Извлечённые данные =

+++++

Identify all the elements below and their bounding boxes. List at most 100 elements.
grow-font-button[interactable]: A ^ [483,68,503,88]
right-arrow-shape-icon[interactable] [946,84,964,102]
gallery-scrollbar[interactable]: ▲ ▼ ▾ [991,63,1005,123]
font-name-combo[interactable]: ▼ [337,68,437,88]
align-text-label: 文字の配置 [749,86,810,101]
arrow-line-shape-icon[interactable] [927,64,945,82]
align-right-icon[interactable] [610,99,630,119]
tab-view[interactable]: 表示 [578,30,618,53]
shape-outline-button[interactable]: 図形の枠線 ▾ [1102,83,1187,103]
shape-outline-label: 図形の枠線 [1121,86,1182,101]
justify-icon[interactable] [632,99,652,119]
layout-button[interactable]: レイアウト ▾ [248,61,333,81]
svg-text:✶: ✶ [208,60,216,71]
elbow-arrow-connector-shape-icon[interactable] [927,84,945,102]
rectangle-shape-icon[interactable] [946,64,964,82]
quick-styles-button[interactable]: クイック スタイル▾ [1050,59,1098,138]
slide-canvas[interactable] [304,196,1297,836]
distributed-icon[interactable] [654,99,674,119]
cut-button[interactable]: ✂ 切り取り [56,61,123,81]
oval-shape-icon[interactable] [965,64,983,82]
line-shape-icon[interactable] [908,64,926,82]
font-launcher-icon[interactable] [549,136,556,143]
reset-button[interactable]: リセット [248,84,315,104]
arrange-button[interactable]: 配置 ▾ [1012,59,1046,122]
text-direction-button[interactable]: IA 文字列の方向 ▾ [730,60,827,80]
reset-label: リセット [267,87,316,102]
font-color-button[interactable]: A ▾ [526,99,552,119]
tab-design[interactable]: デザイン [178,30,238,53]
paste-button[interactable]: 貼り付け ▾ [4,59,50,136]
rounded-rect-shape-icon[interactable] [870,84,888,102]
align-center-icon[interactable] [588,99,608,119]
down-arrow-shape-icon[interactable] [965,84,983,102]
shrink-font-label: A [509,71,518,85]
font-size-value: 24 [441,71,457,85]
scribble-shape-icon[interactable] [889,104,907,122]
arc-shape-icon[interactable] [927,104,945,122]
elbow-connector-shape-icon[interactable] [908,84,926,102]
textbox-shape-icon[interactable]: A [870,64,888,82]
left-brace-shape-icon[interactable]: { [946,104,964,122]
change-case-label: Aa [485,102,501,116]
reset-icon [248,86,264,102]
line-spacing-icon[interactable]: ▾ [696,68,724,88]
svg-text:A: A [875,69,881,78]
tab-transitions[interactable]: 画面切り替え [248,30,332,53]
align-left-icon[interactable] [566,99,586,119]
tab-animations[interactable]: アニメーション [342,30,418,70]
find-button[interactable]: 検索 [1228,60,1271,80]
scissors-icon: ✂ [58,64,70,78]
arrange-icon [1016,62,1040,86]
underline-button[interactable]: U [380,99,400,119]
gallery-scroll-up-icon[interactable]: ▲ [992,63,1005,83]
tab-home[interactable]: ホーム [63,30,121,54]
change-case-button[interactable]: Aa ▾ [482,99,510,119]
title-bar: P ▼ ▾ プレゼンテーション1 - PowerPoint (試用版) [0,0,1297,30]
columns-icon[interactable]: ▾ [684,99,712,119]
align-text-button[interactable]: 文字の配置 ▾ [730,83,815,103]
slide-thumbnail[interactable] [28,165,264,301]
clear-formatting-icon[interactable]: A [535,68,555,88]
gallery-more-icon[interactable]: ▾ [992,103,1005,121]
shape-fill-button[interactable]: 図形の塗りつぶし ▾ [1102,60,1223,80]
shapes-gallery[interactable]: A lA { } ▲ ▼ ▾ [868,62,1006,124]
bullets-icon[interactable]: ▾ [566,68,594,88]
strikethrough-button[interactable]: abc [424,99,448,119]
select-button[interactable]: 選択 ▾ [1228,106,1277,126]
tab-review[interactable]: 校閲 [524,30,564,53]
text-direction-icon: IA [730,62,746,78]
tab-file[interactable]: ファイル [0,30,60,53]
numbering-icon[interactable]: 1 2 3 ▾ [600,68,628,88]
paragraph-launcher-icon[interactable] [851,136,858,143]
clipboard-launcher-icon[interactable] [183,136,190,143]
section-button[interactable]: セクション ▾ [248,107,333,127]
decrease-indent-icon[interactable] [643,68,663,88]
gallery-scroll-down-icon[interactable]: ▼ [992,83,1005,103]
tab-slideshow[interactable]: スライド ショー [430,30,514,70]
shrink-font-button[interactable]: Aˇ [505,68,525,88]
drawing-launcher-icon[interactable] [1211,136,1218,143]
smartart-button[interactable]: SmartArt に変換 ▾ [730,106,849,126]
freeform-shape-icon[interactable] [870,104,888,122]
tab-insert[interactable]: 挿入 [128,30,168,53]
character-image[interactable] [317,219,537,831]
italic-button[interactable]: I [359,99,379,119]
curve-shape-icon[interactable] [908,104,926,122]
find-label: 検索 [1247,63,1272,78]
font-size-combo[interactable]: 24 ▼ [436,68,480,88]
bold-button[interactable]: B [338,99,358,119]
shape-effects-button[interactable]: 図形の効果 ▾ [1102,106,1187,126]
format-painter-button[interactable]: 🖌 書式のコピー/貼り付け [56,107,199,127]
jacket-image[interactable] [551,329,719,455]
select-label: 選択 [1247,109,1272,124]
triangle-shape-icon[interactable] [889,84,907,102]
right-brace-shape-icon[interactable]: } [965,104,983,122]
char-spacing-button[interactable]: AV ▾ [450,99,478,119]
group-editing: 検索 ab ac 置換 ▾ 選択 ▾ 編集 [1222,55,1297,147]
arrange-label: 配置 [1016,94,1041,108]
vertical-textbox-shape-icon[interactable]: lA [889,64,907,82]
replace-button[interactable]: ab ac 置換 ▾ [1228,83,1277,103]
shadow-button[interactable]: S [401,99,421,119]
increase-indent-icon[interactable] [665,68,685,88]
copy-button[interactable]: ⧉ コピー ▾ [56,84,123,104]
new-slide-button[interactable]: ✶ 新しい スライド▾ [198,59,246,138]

+++++

Инструкция к заданию = В каких строках пунктов выше встречается строка «combo»? Соберите все такие строки целиком.

Решение задания =
font-name-combo[interactable]: ▼ [337,68,437,88]
font-size-combo[interactable]: 24 ▼ [436,68,480,88]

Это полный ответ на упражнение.